OBJECTIVE. Count how many lines include "Gender" and answer with that number only.

INPUT RECORDS.

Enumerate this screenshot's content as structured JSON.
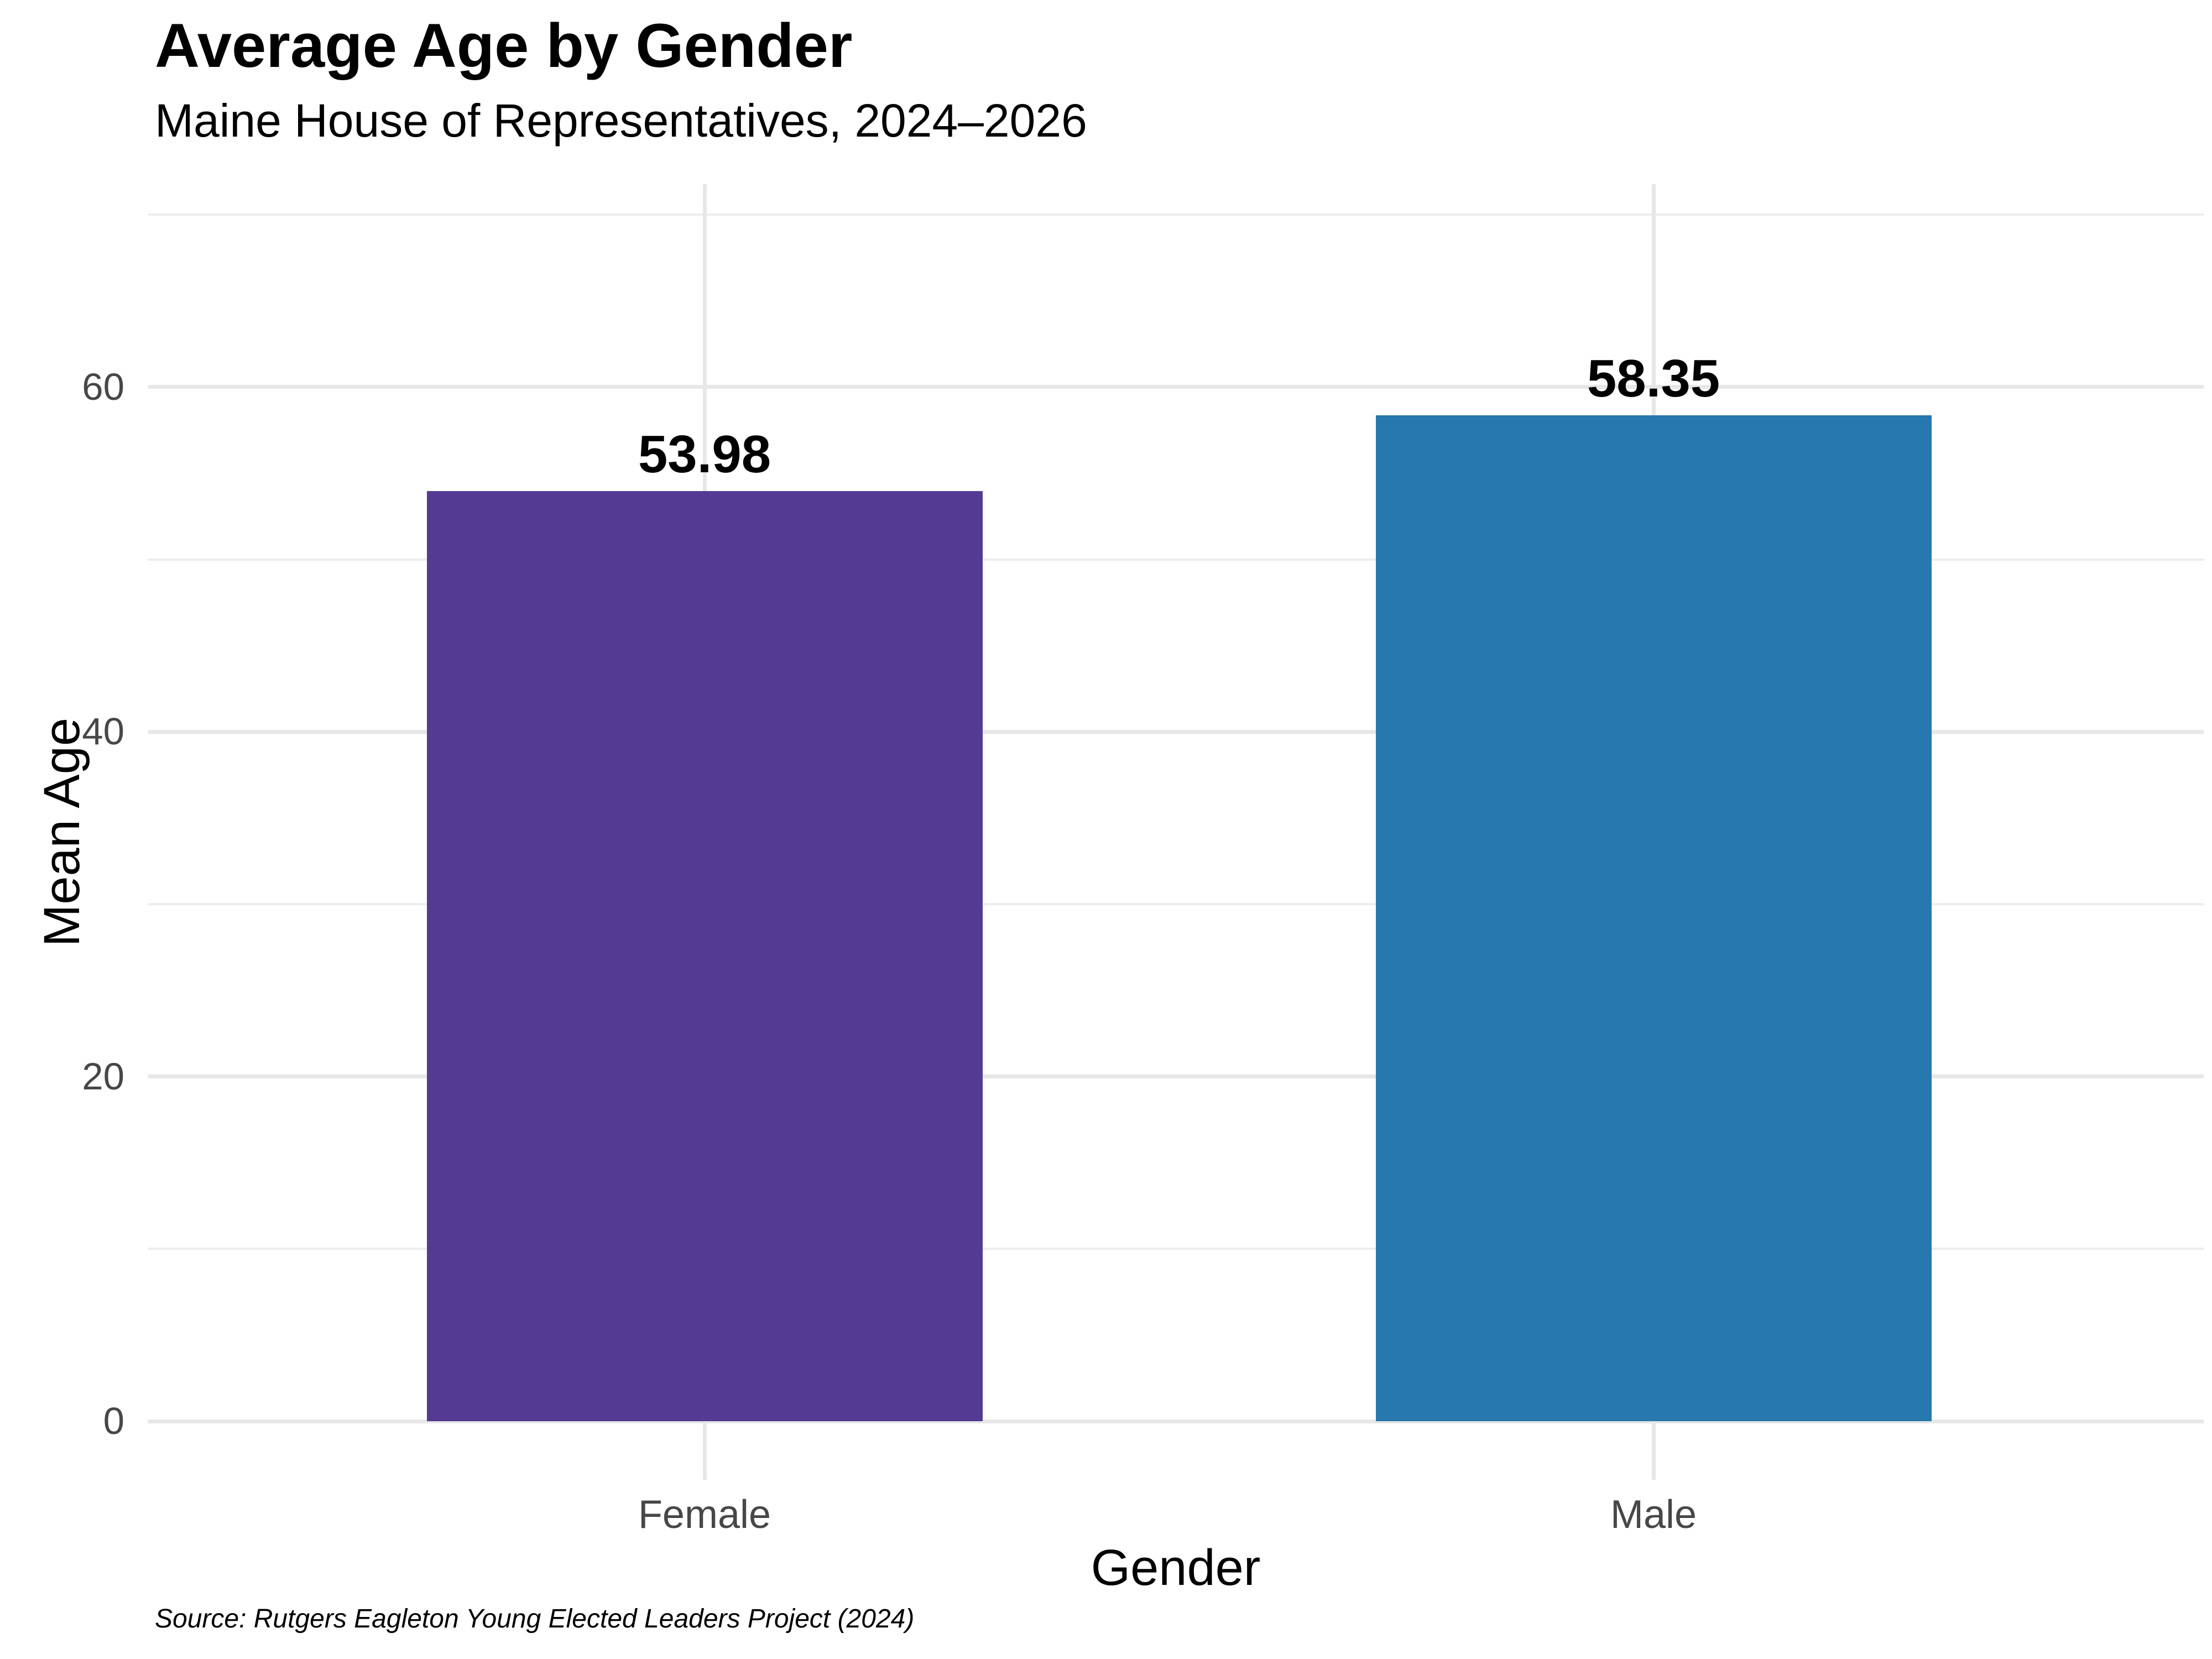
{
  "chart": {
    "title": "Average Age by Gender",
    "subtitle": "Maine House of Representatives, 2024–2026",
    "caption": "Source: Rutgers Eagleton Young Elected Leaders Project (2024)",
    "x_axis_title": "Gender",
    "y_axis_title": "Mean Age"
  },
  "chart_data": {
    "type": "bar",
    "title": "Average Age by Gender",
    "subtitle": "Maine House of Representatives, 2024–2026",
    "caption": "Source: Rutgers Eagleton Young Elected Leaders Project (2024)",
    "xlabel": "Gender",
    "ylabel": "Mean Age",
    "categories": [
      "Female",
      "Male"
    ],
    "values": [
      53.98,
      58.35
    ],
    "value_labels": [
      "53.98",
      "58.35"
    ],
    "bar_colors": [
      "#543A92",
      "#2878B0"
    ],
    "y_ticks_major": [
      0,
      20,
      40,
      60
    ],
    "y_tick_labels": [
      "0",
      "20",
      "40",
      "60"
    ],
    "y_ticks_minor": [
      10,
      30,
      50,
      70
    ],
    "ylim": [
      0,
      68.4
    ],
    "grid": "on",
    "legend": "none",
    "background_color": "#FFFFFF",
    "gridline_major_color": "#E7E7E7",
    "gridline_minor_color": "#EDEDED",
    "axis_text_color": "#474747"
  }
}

RESPONSE. 4